- [Required work]:
Within the records, say how many lines include the word "content"; the answer should be the number and no more.

- [Data records]:

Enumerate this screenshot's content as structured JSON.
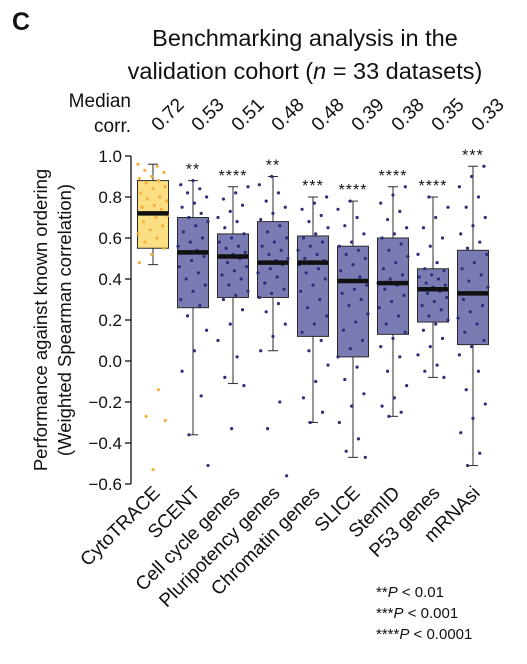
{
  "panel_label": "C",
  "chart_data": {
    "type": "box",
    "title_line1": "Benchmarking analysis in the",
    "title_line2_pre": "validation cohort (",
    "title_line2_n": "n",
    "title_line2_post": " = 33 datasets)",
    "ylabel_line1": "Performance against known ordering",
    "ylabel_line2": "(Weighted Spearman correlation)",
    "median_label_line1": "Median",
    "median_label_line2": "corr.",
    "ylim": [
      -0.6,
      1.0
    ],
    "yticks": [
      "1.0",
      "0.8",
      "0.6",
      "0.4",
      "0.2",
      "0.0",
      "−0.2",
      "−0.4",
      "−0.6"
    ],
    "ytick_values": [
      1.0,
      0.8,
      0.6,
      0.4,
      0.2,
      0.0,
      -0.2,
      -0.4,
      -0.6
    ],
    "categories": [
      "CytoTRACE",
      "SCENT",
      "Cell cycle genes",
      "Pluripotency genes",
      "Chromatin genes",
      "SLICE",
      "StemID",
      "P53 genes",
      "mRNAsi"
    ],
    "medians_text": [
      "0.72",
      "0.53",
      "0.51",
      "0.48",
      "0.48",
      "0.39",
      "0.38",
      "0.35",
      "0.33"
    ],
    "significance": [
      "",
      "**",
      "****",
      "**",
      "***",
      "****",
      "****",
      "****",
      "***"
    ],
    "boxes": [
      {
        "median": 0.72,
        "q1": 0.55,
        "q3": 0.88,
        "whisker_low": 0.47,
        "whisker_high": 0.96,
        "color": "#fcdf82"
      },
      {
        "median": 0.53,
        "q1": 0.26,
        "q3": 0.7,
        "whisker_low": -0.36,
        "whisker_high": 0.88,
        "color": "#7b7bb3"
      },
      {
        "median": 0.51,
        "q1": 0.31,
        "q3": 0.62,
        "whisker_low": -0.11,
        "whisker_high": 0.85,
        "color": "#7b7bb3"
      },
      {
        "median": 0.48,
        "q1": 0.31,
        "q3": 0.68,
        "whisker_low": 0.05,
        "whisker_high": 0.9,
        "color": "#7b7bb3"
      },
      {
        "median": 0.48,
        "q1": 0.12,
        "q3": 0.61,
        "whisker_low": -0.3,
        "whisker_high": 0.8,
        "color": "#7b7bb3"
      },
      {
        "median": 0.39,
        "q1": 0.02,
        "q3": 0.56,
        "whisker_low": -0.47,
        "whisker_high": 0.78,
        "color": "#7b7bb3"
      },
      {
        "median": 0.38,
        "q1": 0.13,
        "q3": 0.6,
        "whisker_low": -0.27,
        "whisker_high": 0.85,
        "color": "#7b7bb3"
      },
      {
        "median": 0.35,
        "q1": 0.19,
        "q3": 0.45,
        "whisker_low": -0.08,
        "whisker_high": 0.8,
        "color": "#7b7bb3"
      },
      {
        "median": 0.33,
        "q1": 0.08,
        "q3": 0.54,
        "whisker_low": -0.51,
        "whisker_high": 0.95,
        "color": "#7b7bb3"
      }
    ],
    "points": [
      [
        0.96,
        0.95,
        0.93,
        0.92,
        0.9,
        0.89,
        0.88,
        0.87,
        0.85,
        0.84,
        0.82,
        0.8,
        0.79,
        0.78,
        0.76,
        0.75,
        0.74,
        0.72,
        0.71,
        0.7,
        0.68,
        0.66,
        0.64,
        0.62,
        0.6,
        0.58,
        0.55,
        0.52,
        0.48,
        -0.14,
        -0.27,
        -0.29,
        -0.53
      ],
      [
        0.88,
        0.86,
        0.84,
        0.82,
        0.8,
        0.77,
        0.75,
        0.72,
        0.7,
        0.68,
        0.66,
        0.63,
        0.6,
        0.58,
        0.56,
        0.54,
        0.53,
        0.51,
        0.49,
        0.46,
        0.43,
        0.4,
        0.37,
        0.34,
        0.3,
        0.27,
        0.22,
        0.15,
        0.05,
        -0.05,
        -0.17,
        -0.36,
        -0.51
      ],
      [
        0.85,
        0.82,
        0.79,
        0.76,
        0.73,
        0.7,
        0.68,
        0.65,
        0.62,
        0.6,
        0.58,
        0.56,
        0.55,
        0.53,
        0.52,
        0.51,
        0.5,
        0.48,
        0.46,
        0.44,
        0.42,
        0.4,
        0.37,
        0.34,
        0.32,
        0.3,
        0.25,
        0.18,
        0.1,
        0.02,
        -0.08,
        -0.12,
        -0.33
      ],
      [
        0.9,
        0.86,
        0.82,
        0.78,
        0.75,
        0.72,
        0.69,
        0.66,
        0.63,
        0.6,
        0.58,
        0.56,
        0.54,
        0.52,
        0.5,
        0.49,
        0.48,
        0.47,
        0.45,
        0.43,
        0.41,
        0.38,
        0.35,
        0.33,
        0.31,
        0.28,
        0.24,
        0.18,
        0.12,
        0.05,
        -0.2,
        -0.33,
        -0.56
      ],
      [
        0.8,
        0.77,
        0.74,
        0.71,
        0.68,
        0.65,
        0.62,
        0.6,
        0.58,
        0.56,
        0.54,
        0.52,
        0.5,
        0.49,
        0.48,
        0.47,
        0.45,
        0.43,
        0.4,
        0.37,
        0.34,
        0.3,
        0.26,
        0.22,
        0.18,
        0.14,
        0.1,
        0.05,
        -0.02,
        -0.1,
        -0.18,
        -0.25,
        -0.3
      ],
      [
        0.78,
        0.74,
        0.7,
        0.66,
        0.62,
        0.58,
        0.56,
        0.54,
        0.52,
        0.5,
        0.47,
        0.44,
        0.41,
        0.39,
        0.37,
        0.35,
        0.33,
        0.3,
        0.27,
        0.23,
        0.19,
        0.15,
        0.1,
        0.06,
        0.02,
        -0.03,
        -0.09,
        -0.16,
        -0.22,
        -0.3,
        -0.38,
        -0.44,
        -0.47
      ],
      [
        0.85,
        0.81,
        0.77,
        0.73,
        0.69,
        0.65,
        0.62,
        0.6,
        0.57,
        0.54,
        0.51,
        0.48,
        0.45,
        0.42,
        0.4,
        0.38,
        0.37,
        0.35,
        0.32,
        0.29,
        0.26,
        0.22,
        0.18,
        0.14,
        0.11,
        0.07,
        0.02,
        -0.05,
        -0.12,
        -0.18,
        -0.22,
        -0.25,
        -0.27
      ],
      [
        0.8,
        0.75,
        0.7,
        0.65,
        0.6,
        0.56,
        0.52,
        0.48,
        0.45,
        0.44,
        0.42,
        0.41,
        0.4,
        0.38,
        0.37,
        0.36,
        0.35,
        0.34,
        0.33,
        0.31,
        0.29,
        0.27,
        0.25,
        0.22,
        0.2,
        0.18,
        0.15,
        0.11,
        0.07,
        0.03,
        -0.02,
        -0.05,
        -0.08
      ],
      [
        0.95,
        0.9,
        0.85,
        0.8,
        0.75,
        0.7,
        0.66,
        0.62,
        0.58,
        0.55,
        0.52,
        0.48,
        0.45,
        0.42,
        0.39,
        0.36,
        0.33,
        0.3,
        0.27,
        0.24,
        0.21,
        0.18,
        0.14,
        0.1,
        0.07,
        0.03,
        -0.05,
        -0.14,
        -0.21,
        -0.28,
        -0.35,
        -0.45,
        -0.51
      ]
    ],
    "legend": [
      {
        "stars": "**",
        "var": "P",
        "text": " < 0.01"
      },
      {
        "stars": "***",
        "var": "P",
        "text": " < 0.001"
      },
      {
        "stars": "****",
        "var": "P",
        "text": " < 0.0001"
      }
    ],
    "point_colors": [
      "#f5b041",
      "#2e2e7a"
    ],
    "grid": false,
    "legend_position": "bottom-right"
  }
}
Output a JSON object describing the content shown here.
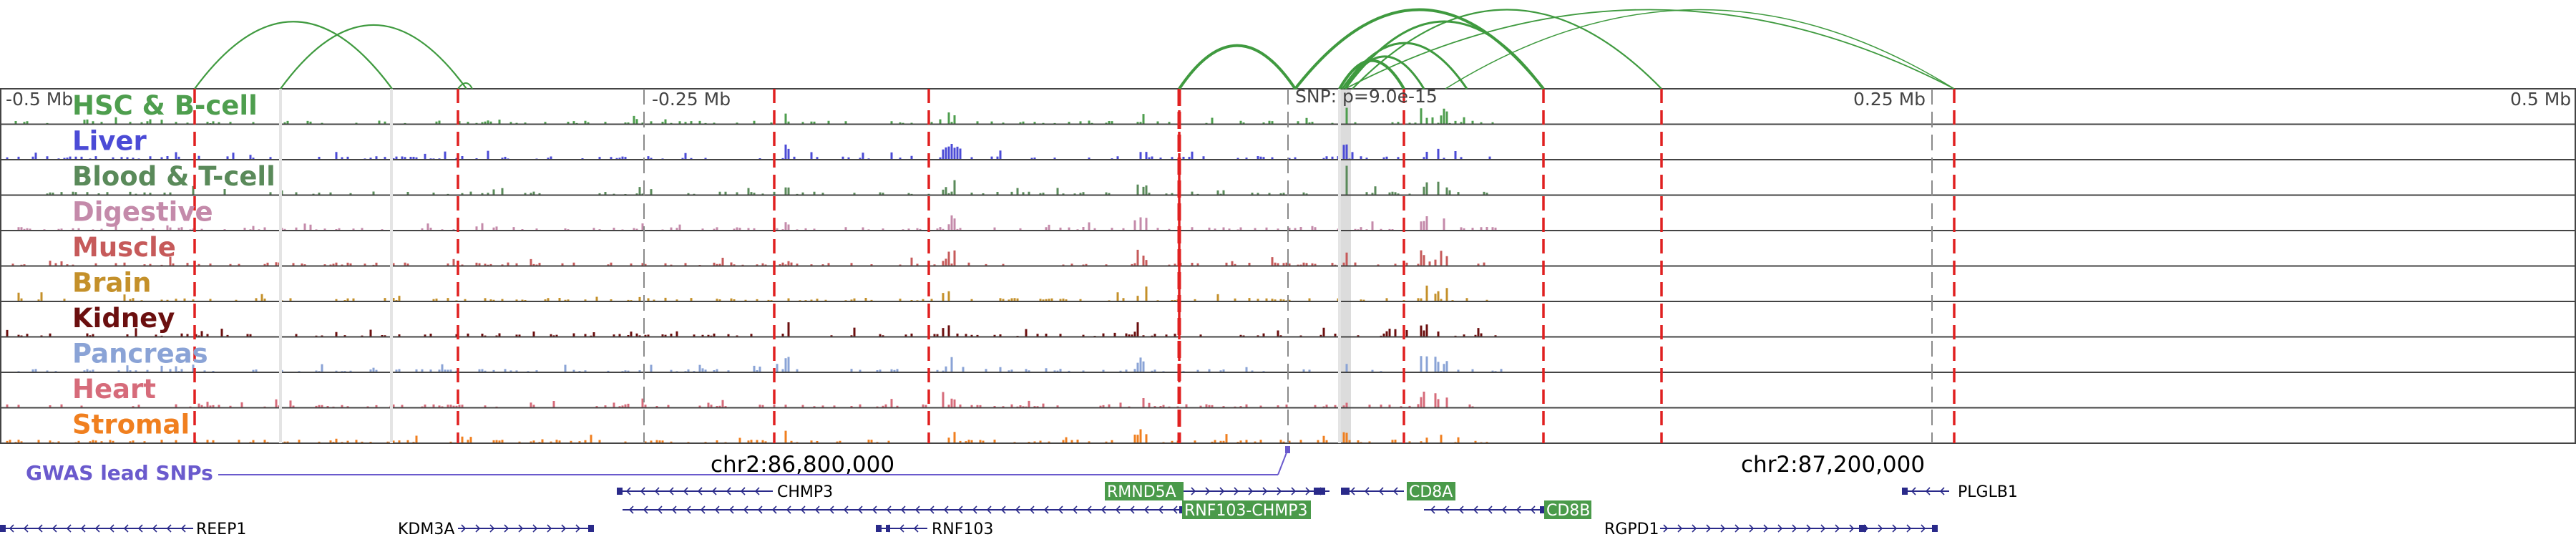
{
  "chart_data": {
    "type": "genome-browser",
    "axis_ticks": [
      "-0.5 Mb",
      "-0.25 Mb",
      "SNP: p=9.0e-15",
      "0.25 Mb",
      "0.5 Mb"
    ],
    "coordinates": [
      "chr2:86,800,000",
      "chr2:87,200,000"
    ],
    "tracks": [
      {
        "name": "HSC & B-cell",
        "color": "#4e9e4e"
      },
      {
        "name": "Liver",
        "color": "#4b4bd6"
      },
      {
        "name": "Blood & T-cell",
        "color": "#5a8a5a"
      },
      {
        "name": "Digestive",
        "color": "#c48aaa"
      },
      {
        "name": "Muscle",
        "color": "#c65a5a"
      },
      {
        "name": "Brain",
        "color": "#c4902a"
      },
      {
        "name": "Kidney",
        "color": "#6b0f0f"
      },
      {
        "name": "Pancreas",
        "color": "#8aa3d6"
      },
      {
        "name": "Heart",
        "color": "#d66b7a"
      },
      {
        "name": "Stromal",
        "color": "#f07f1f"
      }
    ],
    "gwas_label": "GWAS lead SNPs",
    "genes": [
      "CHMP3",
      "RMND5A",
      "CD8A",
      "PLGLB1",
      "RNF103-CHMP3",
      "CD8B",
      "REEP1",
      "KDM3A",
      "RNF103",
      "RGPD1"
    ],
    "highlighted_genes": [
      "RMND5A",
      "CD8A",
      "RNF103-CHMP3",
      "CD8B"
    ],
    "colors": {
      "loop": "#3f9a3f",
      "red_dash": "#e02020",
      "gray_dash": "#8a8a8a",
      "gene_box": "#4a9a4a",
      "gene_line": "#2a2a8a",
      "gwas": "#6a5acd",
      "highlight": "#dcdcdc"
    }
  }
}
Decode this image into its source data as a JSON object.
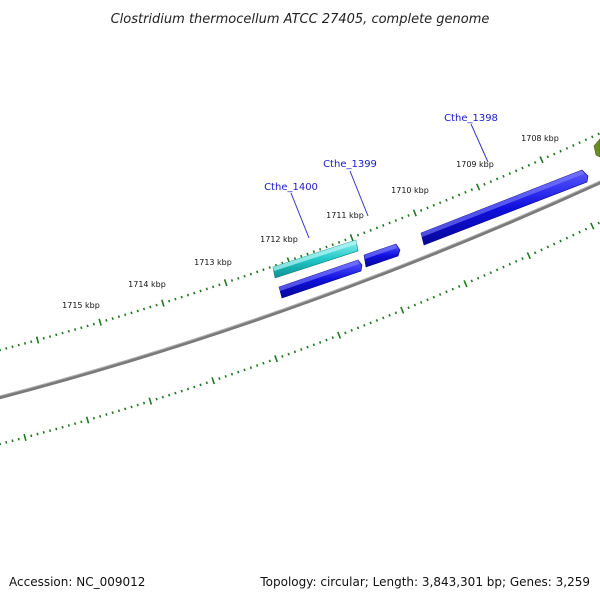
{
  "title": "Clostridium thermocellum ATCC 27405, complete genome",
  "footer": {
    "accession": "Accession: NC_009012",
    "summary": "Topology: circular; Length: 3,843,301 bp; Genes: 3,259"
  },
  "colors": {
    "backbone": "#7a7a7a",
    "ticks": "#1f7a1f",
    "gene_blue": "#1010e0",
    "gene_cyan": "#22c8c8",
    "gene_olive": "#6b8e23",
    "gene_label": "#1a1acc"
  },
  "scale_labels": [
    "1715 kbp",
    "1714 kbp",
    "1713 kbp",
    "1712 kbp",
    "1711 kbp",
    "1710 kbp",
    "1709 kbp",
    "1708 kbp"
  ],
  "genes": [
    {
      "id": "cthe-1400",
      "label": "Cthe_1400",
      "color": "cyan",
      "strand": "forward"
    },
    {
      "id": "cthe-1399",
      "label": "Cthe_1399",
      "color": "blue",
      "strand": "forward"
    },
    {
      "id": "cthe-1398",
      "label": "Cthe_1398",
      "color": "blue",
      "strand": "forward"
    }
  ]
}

- [Answer area]:
2